** start of DATASET RECORDS **
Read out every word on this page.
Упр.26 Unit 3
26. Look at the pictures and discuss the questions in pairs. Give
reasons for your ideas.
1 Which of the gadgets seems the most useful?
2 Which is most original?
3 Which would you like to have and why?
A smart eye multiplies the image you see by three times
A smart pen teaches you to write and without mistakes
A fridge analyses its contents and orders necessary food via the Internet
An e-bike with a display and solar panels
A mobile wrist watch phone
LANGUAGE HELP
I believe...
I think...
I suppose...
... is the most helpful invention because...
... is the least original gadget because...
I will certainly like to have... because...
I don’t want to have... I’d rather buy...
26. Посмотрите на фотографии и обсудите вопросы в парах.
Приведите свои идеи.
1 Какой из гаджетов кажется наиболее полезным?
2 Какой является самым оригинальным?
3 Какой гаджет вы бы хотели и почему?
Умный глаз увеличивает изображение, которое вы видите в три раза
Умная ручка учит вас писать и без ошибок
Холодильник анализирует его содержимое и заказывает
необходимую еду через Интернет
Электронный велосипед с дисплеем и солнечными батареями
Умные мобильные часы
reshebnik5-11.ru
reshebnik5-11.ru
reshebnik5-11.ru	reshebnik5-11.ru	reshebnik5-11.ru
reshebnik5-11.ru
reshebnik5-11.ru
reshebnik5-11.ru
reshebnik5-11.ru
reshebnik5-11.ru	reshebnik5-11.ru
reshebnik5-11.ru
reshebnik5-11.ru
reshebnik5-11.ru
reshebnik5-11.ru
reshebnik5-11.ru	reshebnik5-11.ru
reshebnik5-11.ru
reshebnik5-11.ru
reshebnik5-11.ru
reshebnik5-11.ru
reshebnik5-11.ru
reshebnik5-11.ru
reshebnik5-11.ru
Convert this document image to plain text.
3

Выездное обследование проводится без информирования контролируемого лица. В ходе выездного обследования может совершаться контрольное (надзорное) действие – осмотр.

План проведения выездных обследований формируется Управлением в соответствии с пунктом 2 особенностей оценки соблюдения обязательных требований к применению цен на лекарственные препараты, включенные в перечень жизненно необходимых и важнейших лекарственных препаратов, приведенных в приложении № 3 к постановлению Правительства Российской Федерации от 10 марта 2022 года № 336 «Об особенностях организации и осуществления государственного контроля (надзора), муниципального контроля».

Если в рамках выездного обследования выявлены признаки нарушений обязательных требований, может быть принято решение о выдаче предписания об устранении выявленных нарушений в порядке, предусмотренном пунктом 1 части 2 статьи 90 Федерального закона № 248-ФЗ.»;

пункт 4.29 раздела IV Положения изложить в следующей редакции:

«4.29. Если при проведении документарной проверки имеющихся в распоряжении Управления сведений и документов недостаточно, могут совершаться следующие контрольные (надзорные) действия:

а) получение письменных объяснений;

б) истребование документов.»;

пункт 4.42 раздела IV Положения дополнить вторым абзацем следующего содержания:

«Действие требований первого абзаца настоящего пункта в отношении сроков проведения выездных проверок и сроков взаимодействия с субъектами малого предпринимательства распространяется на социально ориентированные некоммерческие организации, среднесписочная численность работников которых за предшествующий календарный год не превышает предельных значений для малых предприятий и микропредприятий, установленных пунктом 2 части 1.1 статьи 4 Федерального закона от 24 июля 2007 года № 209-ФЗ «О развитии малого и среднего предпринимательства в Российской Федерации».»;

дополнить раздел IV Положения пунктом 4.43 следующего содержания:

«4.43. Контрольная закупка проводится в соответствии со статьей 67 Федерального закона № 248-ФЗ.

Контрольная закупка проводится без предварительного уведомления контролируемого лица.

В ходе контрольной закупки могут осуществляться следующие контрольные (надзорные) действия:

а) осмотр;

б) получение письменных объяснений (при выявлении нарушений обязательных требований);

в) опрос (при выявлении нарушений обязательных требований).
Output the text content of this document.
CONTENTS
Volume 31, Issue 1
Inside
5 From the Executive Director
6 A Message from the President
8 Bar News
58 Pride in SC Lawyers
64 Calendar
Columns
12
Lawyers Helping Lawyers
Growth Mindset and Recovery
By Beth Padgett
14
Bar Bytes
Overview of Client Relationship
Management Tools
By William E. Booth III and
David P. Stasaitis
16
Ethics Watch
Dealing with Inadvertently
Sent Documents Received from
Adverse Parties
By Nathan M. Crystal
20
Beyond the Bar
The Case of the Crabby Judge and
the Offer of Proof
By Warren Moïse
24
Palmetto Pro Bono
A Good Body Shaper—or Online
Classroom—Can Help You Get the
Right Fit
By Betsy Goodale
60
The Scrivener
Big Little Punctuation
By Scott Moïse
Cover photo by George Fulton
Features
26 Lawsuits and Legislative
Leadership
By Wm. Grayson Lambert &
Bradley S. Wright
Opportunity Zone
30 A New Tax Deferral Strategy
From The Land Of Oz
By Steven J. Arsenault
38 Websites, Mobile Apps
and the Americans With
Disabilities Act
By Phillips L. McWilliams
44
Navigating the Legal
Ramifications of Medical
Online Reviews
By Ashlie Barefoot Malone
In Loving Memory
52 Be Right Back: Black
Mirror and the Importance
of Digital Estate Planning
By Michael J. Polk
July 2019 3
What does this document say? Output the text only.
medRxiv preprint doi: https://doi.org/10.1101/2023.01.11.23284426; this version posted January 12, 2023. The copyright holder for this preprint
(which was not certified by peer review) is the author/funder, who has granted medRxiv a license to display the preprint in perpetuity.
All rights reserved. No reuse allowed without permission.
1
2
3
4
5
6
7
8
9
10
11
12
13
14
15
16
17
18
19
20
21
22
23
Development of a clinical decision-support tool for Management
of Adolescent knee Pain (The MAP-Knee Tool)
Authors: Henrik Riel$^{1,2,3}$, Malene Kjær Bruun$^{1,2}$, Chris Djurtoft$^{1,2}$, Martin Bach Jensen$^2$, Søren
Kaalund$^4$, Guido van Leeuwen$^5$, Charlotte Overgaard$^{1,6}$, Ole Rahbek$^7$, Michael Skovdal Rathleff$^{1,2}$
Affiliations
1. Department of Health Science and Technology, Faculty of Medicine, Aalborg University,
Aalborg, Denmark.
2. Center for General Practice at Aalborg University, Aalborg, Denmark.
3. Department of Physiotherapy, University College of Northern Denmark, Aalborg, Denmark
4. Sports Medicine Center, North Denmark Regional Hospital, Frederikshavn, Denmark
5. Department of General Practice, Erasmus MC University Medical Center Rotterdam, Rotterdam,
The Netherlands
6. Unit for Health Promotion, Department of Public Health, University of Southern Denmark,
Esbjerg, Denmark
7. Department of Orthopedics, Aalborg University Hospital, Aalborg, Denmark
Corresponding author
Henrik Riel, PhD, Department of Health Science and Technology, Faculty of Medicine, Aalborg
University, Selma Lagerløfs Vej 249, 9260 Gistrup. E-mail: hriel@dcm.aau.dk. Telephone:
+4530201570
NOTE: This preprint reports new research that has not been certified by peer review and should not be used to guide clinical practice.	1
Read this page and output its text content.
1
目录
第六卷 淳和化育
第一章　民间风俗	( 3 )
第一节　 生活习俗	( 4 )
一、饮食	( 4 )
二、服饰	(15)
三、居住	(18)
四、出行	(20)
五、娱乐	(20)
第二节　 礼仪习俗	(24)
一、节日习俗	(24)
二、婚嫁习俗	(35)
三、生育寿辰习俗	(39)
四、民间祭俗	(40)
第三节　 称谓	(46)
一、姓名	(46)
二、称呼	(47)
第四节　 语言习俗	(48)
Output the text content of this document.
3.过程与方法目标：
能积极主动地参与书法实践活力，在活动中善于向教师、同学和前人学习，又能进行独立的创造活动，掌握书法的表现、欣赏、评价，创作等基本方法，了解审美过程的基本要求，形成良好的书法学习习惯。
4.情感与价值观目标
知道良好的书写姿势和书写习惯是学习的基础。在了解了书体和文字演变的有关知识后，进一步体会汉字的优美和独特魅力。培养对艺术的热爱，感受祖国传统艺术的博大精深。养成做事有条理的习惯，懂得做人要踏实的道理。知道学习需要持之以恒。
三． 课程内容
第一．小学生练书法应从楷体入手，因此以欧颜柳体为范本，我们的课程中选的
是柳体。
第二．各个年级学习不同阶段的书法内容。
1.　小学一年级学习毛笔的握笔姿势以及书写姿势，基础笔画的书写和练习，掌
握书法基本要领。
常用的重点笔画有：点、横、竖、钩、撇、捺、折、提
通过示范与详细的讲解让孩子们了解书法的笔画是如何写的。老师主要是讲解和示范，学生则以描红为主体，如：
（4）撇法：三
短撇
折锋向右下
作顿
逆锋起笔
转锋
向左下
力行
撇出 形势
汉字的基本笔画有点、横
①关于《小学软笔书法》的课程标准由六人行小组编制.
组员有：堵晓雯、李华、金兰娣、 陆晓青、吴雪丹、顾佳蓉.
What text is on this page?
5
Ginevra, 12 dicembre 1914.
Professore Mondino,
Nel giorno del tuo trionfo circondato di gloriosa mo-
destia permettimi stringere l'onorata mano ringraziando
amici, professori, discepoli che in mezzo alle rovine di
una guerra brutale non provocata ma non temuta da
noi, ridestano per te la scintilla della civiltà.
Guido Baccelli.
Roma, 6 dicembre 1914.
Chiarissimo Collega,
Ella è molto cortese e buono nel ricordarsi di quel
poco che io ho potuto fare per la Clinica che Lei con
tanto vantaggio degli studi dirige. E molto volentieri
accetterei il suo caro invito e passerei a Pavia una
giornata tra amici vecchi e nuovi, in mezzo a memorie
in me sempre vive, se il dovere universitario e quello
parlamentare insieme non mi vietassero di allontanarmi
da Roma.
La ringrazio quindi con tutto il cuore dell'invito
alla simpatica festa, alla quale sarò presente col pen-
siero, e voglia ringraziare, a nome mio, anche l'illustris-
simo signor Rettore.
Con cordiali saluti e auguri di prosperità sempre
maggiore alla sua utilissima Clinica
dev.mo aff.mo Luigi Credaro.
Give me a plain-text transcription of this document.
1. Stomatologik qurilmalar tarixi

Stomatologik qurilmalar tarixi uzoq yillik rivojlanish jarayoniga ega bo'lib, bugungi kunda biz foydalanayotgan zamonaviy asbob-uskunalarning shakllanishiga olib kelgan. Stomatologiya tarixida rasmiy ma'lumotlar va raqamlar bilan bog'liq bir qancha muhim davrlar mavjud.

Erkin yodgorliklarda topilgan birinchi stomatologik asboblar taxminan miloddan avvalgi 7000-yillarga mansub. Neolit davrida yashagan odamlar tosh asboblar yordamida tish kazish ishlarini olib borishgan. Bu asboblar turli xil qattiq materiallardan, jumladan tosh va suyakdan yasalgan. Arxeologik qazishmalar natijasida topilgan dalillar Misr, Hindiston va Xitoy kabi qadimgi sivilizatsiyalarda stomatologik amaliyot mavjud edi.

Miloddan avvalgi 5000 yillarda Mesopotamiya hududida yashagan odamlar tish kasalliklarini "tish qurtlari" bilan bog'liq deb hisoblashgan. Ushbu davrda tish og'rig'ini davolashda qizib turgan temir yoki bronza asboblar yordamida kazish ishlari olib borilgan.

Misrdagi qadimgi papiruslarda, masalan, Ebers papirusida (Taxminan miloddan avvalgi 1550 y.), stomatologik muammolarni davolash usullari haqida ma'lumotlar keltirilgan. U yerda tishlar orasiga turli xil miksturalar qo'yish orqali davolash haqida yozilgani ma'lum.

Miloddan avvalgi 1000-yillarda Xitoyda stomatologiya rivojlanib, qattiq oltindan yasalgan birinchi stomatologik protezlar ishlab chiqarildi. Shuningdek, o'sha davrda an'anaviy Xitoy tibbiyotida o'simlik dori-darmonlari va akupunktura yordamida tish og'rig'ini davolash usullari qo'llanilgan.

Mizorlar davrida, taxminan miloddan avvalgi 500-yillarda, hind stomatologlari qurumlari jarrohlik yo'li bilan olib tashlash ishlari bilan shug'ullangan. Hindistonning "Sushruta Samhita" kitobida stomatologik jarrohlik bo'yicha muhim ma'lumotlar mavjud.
** end of DATASET RECORDS **
> _STATED TASK_
Which lines hold the word "требований"? Copy each of them from the records.

> _TASK SOLUTION_
План проведения выездных обследований формируется Управлением в соответствии с пунктом 2 особенностей оценки соблюдения обязательных требований к применению цен на лекарственные препараты, включенные в перечень жизненно необходимых и важнейших лекарственных препаратов, приведенных в приложении № 3 к постановлению Правительства Российской Федерации от 10 марта 2022 года № 336 «Об особенностях организации и осуществления государственного контроля (надзора), муниципального контроля».
Если в рамках выездного обследования выявлены признаки нарушений обязательных требований, может быть принято решение о выдаче предписания об устранении выявленных нарушений в порядке, предусмотренном пунктом 1 части 2 статьи 90 Федерального закона № 248-ФЗ.»;
«Действие требований первого абзаца настоящего пункта в отношении сроков проведения выездных проверок и сроков взаимодействия с субъектами малого предпринимательства распространяется на социально ориентированные некоммерческие организации, среднесписочная численность работников которых за предшествующий календарный год не превышает предельных значений для малых предприятий и микропредприятий, установленных пунктом 2 части 1.1 статьи 4 Федерального закона от 24 июля 2007 года № 209-ФЗ «О развитии малого и среднего предпринимательства в Российской Федерации».»;
б) получение письменных объяснений (при выявлении нарушений обязательных требований);
в) опрос (при выявлении нарушений обязательных требований).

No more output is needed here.